# Tutorial Contest Winner May 2007: laura-doll



## user79 (May 31, 2007)

Congratulations to Specktra member *laura-doll* for winning this month's tutorial contest!!! Your votes decided she was the winner for this month. Laura-doll will receive the prize of a $25 gift certificate to an online e-retailer, and a 4 month upgrade to a Premium Member subscription to Specktra.net.

Thank you so much, laura-doll, for your tutorial, and to all who participated. We are greatly looking forward to next month's entries!

You can check out laura-doll's winning tutorial here:
http://www.specktra.net/showthread.php?t=72152


----------



## Janice (May 31, 2007)

Congrats Laura! Thanks so much for your contribution.


----------



## MISSJESS2003 (May 31, 2007)

congrats laura doll!!! your tuts are awesome


----------



## MsCuppyCakes (May 31, 2007)

Congratulations laura-doll!


----------



## Ms. Z (May 31, 2007)

Great job!
	

	
	
		
		

		
		
	


	


​


----------



## mzreyes (Jun 1, 2007)

congrats! I love this look.. I just might try it tomorrow


----------



## Bybs (Jun 1, 2007)

Congratulations hun. Keep those fabulous looks coming.


----------



## Pure Vanity (Jun 1, 2007)

Congrats love.


----------



## Hilly (Jun 1, 2007)

Congrats girl!!!! Please share some more!!!


----------



## LuvBeMac (Jun 2, 2007)

Congratulations laura!


----------



## MACATTAK (Jun 2, 2007)

Congrats girlee..you did a great job!


----------



## queenofdisaster (Jun 5, 2007)

congrats!


----------



## Dawn (Jun 6, 2007)

Congrats!!!


----------



## Edie (Jun 7, 2007)

Congratulations


----------



## cuiran (Jun 20, 2008)

Congratulations laura-doll!


----------

#### Material supplied
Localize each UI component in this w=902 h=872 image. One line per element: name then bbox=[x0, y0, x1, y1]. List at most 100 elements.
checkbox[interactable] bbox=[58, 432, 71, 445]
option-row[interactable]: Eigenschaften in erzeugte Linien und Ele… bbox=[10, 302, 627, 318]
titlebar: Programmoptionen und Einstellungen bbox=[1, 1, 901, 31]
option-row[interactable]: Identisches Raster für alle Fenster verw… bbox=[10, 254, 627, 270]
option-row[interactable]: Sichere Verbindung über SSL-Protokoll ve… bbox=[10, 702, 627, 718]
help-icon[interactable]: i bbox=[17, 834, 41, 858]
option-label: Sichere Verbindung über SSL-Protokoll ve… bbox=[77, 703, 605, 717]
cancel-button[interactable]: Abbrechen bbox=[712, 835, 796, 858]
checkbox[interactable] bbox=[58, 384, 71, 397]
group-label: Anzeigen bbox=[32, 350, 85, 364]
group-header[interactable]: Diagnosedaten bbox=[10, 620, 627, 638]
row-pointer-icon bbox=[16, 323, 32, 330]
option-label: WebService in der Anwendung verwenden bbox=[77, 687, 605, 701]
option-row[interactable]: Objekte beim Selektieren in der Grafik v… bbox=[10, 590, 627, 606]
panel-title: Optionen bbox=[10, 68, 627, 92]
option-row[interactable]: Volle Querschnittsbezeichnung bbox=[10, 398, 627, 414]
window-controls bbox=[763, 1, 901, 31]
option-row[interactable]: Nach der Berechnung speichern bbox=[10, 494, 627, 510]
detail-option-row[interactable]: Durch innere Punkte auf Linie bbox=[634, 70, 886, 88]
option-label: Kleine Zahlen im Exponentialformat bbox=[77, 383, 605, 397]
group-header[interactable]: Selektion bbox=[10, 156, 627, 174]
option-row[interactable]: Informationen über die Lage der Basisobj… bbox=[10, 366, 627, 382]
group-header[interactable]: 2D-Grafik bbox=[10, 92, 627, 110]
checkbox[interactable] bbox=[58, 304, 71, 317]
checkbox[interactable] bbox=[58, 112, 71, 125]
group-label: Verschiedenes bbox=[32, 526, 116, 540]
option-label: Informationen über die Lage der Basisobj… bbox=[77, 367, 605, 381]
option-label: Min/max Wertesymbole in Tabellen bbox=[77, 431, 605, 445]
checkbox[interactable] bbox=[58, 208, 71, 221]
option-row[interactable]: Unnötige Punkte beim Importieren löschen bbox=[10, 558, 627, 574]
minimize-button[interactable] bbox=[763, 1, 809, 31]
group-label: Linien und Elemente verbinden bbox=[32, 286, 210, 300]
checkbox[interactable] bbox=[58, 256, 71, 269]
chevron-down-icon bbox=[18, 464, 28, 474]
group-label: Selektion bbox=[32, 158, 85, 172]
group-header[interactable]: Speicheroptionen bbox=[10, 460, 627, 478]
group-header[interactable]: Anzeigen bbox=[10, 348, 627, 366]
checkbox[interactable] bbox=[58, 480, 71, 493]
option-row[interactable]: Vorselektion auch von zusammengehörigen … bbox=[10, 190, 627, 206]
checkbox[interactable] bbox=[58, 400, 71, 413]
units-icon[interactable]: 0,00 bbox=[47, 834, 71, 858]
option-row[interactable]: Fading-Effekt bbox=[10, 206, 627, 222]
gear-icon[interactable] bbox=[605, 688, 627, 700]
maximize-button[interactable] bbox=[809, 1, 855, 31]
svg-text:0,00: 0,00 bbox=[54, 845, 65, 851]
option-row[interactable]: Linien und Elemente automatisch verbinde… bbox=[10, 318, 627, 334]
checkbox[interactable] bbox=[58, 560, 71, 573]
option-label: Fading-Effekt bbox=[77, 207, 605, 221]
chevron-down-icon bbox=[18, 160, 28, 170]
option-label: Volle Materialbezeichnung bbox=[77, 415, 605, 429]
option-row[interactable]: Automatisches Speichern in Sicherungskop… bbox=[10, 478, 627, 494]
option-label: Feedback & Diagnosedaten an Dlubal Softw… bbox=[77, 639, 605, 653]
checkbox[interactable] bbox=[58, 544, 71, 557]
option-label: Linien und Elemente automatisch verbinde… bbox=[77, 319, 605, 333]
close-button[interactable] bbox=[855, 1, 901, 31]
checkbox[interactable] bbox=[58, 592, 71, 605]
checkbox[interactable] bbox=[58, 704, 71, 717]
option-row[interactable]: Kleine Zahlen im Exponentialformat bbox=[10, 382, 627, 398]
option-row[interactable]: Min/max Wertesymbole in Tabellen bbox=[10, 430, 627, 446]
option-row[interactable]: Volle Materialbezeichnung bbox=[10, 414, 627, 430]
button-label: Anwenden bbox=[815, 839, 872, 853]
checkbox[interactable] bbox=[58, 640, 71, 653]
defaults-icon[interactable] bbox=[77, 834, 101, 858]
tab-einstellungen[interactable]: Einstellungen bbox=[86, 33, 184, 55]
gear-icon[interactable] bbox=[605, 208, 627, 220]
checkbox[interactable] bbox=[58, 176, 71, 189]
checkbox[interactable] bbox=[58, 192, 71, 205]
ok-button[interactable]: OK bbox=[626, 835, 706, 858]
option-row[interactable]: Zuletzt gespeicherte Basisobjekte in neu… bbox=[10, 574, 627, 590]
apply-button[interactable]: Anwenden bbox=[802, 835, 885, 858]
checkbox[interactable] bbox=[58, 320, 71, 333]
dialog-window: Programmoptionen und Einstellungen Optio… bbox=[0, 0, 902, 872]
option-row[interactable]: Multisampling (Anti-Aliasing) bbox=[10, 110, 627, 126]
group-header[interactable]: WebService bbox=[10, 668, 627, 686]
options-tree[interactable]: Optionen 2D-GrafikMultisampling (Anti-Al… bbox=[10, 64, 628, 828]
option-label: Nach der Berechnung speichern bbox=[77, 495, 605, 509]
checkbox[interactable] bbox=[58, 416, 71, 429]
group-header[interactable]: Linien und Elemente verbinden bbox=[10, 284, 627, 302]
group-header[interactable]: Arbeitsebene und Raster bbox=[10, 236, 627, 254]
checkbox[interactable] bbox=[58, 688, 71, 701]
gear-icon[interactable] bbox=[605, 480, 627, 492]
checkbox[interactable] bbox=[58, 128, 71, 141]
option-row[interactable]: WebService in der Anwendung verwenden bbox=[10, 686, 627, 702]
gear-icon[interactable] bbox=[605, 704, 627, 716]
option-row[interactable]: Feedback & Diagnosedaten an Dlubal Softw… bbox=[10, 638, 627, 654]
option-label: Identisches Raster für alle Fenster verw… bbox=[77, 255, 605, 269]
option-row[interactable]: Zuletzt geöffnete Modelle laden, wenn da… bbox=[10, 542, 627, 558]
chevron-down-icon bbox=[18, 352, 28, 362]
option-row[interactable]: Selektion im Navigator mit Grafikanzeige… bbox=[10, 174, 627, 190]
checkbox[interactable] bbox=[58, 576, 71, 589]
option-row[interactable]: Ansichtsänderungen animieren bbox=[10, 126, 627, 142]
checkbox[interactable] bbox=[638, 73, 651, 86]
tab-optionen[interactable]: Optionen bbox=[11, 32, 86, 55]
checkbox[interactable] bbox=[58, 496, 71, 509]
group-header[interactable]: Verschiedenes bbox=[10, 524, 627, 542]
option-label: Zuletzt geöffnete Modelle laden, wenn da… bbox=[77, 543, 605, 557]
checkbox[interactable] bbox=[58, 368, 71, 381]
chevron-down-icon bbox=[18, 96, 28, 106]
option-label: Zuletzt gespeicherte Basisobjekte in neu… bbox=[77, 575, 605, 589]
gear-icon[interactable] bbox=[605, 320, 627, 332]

#### Tasks
[a] In the forum thread, how long is the Premium Member subscription upgrade that the contest winner receives?
[b] Reproduce verbatim the part of the forum thread that opens with the words containing "Congratulations to Specktra" and closes with "next month's entries!".

#### Solutions to each task
[a] Four months.

[b]
Congratulations to Specktra member *laura-doll* for winning this month's tutorial contest!!! Your votes decided she was the winner for this month. Laura-doll will receive the prize of a $25 gift certificate to an online e-retailer, and a 4 month upgrade to a Premium Member subscription to Specktra.net.

Thank you so much, laura-doll, for your tutorial, and to all who participated. We are greatly looking forward to next month's entries!